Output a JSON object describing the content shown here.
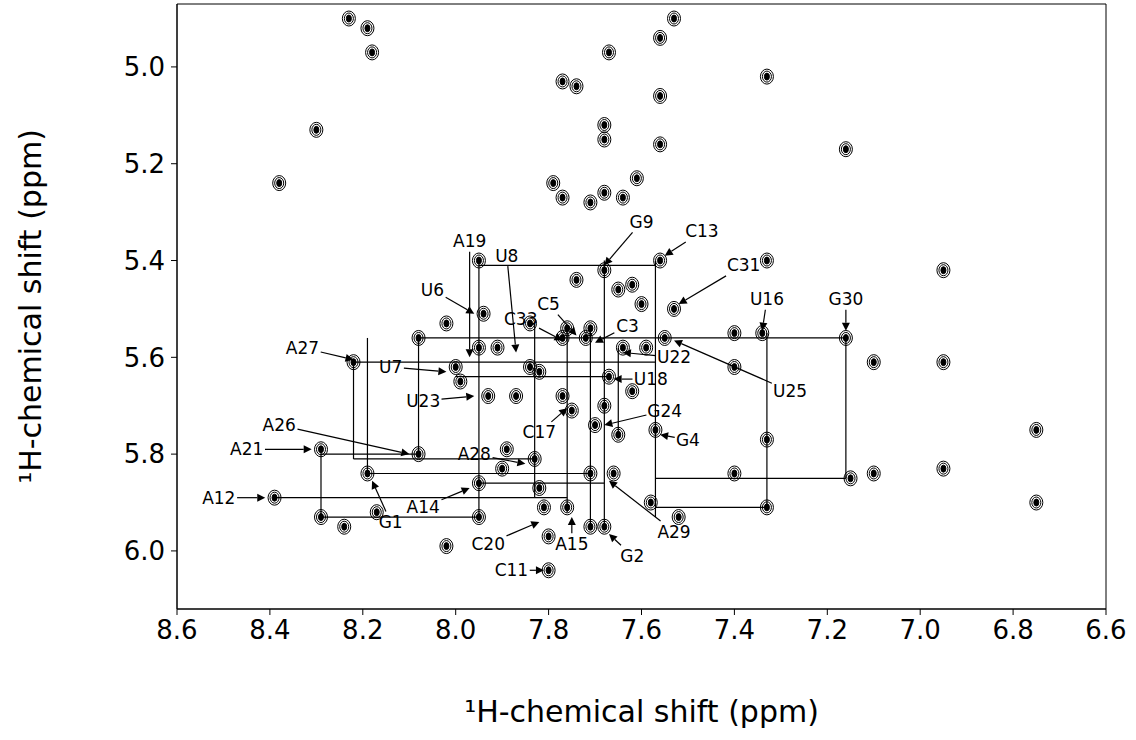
{
  "chart_data": {
    "type": "scatter",
    "x_label": "¹H-chemical shift (ppm)",
    "y_label": "¹H-chemical shift (ppm)",
    "xlim": [
      8.6,
      6.6
    ],
    "ylim": [
      6.12,
      4.87
    ],
    "xticks": [
      8.6,
      8.4,
      8.2,
      {
        "value": 8,
        "label": "8.0"
      },
      7.8,
      7.6,
      7.4,
      7.2,
      {
        "value": 7,
        "label": "7.0"
      },
      6.8,
      6.6
    ],
    "yticks": [
      {
        "value": 5,
        "label": "5.0"
      },
      5.2,
      5.4,
      5.6,
      5.8,
      {
        "value": 6,
        "label": "6.0"
      }
    ],
    "grid": false,
    "marker": "contour",
    "color": "#000000",
    "x": [
      8.23,
      8.19,
      8.18,
      7.77,
      7.74,
      7.67,
      7.56,
      7.53,
      7.33,
      7.16,
      7.56,
      7.68,
      7.68,
      7.56,
      7.79,
      7.77,
      7.71,
      7.68,
      7.64,
      7.61,
      8.3,
      8.38,
      6.95,
      6.95,
      7.1,
      6.75,
      6.75,
      6.95,
      7.33,
      7.4,
      7.1,
      7.15,
      7.4,
      7.33,
      7.33,
      7.4,
      7.34,
      7.16,
      8.39,
      8.29,
      8.29,
      8.24,
      8.22,
      8.19,
      8.17,
      8.08,
      8.08,
      8.02,
      8.02,
      8.0,
      7.99,
      7.95,
      7.95,
      7.94,
      7.93,
      7.95,
      7.95,
      7.91,
      7.87,
      7.84,
      7.84,
      7.82,
      7.83,
      7.82,
      7.81,
      7.8,
      7.77,
      7.76,
      7.77,
      7.75,
      7.76,
      7.74,
      7.72,
      7.71,
      7.71,
      7.71,
      7.7,
      7.68,
      7.68,
      7.67,
      7.66,
      7.65,
      7.64,
      7.65,
      7.62,
      7.6,
      7.59,
      7.57,
      7.58,
      7.56,
      7.53,
      7.55,
      7.52,
      7.62,
      7.68,
      7.8,
      7.89,
      7.9
    ],
    "y": [
      4.9,
      4.92,
      4.97,
      5.03,
      5.04,
      4.97,
      4.94,
      4.9,
      5.02,
      5.17,
      5.06,
      5.12,
      5.15,
      5.16,
      5.24,
      5.27,
      5.28,
      5.26,
      5.27,
      5.23,
      5.13,
      5.24,
      5.42,
      5.61,
      5.61,
      5.75,
      5.9,
      5.83,
      5.4,
      5.62,
      5.84,
      5.85,
      5.84,
      5.91,
      5.77,
      5.55,
      5.55,
      5.56,
      5.89,
      5.79,
      5.93,
      5.95,
      5.61,
      5.84,
      5.92,
      5.56,
      5.8,
      5.53,
      5.99,
      5.62,
      5.65,
      5.4,
      5.58,
      5.51,
      5.68,
      5.86,
      5.93,
      5.58,
      5.68,
      5.53,
      5.62,
      5.63,
      5.81,
      5.87,
      5.91,
      6.04,
      5.56,
      5.54,
      5.68,
      5.71,
      5.91,
      5.44,
      5.56,
      5.54,
      5.84,
      5.95,
      5.74,
      5.42,
      5.95,
      5.64,
      5.84,
      5.46,
      5.58,
      5.76,
      5.45,
      5.49,
      5.58,
      5.75,
      5.9,
      5.4,
      5.5,
      5.56,
      5.93,
      5.67,
      5.7,
      5.97,
      5.79,
      5.83
    ],
    "walk_lines": [
      {
        "x": [
          7.95,
          7.57
        ],
        "y": [
          5.41,
          5.41
        ]
      },
      {
        "x": [
          8.08,
          7.16
        ],
        "y": [
          5.56,
          5.56
        ]
      },
      {
        "x": [
          8.22,
          7.57
        ],
        "y": [
          5.61,
          5.61
        ]
      },
      {
        "x": [
          8.0,
          7.67
        ],
        "y": [
          5.64,
          5.64
        ]
      },
      {
        "x": [
          8.29,
          8.08
        ],
        "y": [
          5.8,
          5.8
        ]
      },
      {
        "x": [
          8.22,
          7.83
        ],
        "y": [
          5.81,
          5.81
        ]
      },
      {
        "x": [
          8.19,
          7.71
        ],
        "y": [
          5.84,
          5.84
        ]
      },
      {
        "x": [
          7.57,
          7.16
        ],
        "y": [
          5.85,
          5.85
        ]
      },
      {
        "x": [
          7.95,
          7.68
        ],
        "y": [
          5.86,
          5.86
        ]
      },
      {
        "x": [
          8.39,
          7.76
        ],
        "y": [
          5.89,
          5.89
        ]
      },
      {
        "x": [
          7.57,
          7.33
        ],
        "y": [
          5.91,
          5.91
        ]
      },
      {
        "x": [
          8.29,
          7.95
        ],
        "y": [
          5.93,
          5.93
        ]
      },
      {
        "x": [
          8.29,
          8.29
        ],
        "y": [
          5.79,
          5.93
        ]
      },
      {
        "x": [
          8.22,
          8.22
        ],
        "y": [
          5.61,
          5.81
        ]
      },
      {
        "x": [
          8.19,
          8.19
        ],
        "y": [
          5.56,
          5.84
        ]
      },
      {
        "x": [
          8.08,
          8.08
        ],
        "y": [
          5.56,
          5.8
        ]
      },
      {
        "x": [
          7.95,
          7.95
        ],
        "y": [
          5.4,
          5.93
        ]
      },
      {
        "x": [
          7.83,
          7.83
        ],
        "y": [
          5.53,
          5.89
        ]
      },
      {
        "x": [
          7.76,
          7.76
        ],
        "y": [
          5.54,
          5.92
        ]
      },
      {
        "x": [
          7.71,
          7.71
        ],
        "y": [
          5.54,
          5.95
        ]
      },
      {
        "x": [
          7.68,
          7.68
        ],
        "y": [
          5.4,
          5.95
        ]
      },
      {
        "x": [
          7.57,
          7.57
        ],
        "y": [
          5.4,
          5.93
        ]
      },
      {
        "x": [
          7.33,
          7.33
        ],
        "y": [
          5.55,
          5.91
        ]
      },
      {
        "x": [
          7.16,
          7.16
        ],
        "y": [
          5.56,
          5.85
        ]
      },
      {
        "x": [
          7.65,
          7.65
        ],
        "y": [
          5.58,
          5.76
        ]
      }
    ],
    "annotations": [
      {
        "text": "G1",
        "x": 8.14,
        "y": 5.94,
        "target": [
          8.18,
          5.855
        ]
      },
      {
        "text": "G2",
        "x": 7.62,
        "y": 6.01,
        "target": [
          7.67,
          5.965
        ]
      },
      {
        "text": "C3",
        "x": 7.63,
        "y": 5.535,
        "target": [
          7.7,
          5.57
        ]
      },
      {
        "text": "G4",
        "x": 7.5,
        "y": 5.77,
        "target": [
          7.56,
          5.76
        ]
      },
      {
        "text": "C5",
        "x": 7.8,
        "y": 5.49,
        "target": [
          7.74,
          5.555
        ]
      },
      {
        "text": "U6",
        "x": 8.05,
        "y": 5.46,
        "target": [
          7.96,
          5.51
        ]
      },
      {
        "text": "U7",
        "x": 8.14,
        "y": 5.62,
        "target": [
          8.02,
          5.63
        ]
      },
      {
        "text": "U8",
        "x": 7.89,
        "y": 5.39,
        "target": [
          7.87,
          5.59
        ]
      },
      {
        "text": "G9",
        "x": 7.6,
        "y": 5.32,
        "target": [
          7.68,
          5.41
        ]
      },
      {
        "text": "C11",
        "x": 7.88,
        "y": 6.04,
        "target": [
          7.81,
          6.04
        ]
      },
      {
        "text": "A12",
        "x": 8.51,
        "y": 5.89,
        "target": [
          8.41,
          5.89
        ]
      },
      {
        "text": "C13",
        "x": 7.47,
        "y": 5.34,
        "target": [
          7.55,
          5.39
        ]
      },
      {
        "text": "A14",
        "x": 8.07,
        "y": 5.91,
        "target": [
          7.97,
          5.87
        ]
      },
      {
        "text": "A15",
        "x": 7.75,
        "y": 5.985,
        "target": [
          7.75,
          5.93
        ]
      },
      {
        "text": "U16",
        "x": 7.33,
        "y": 5.48,
        "target": [
          7.34,
          5.545
        ]
      },
      {
        "text": "C17",
        "x": 7.82,
        "y": 5.755,
        "target": [
          7.76,
          5.705
        ]
      },
      {
        "text": "U18",
        "x": 7.58,
        "y": 5.645,
        "target": [
          7.66,
          5.645
        ]
      },
      {
        "text": "A19",
        "x": 7.97,
        "y": 5.36,
        "target": [
          7.97,
          5.6
        ]
      },
      {
        "text": "C20",
        "x": 7.93,
        "y": 5.985,
        "target": [
          7.82,
          5.94
        ]
      },
      {
        "text": "A21",
        "x": 8.45,
        "y": 5.79,
        "target": [
          8.31,
          5.79
        ]
      },
      {
        "text": "U22",
        "x": 7.53,
        "y": 5.6,
        "target": [
          7.64,
          5.59
        ]
      },
      {
        "text": "U23",
        "x": 8.07,
        "y": 5.69,
        "target": [
          7.96,
          5.68
        ]
      },
      {
        "text": "G24",
        "x": 7.55,
        "y": 5.71,
        "target": [
          7.68,
          5.74
        ]
      },
      {
        "text": "U25",
        "x": 7.28,
        "y": 5.67,
        "target": [
          7.53,
          5.565
        ]
      },
      {
        "text": "A26",
        "x": 8.38,
        "y": 5.74,
        "target": [
          8.1,
          5.8
        ]
      },
      {
        "text": "A27",
        "x": 8.33,
        "y": 5.58,
        "target": [
          8.22,
          5.605
        ]
      },
      {
        "text": "A28",
        "x": 7.96,
        "y": 5.8,
        "target": [
          7.85,
          5.82
        ]
      },
      {
        "text": "A29",
        "x": 7.53,
        "y": 5.96,
        "target": [
          7.67,
          5.855
        ]
      },
      {
        "text": "G30",
        "x": 7.16,
        "y": 5.48,
        "target": [
          7.16,
          5.545
        ]
      },
      {
        "text": "C31",
        "x": 7.38,
        "y": 5.41,
        "target": [
          7.52,
          5.49
        ]
      },
      {
        "text": "C33",
        "x": 7.86,
        "y": 5.52,
        "target": [
          7.77,
          5.565
        ]
      }
    ]
  }
}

++++

Locate all lines in the listing above with the word "chemical" and copy them.

» Exercise answer
    "x_label": "¹H-chemical shift (ppm)",
    "y_label": "¹H-chemical shift (ppm)",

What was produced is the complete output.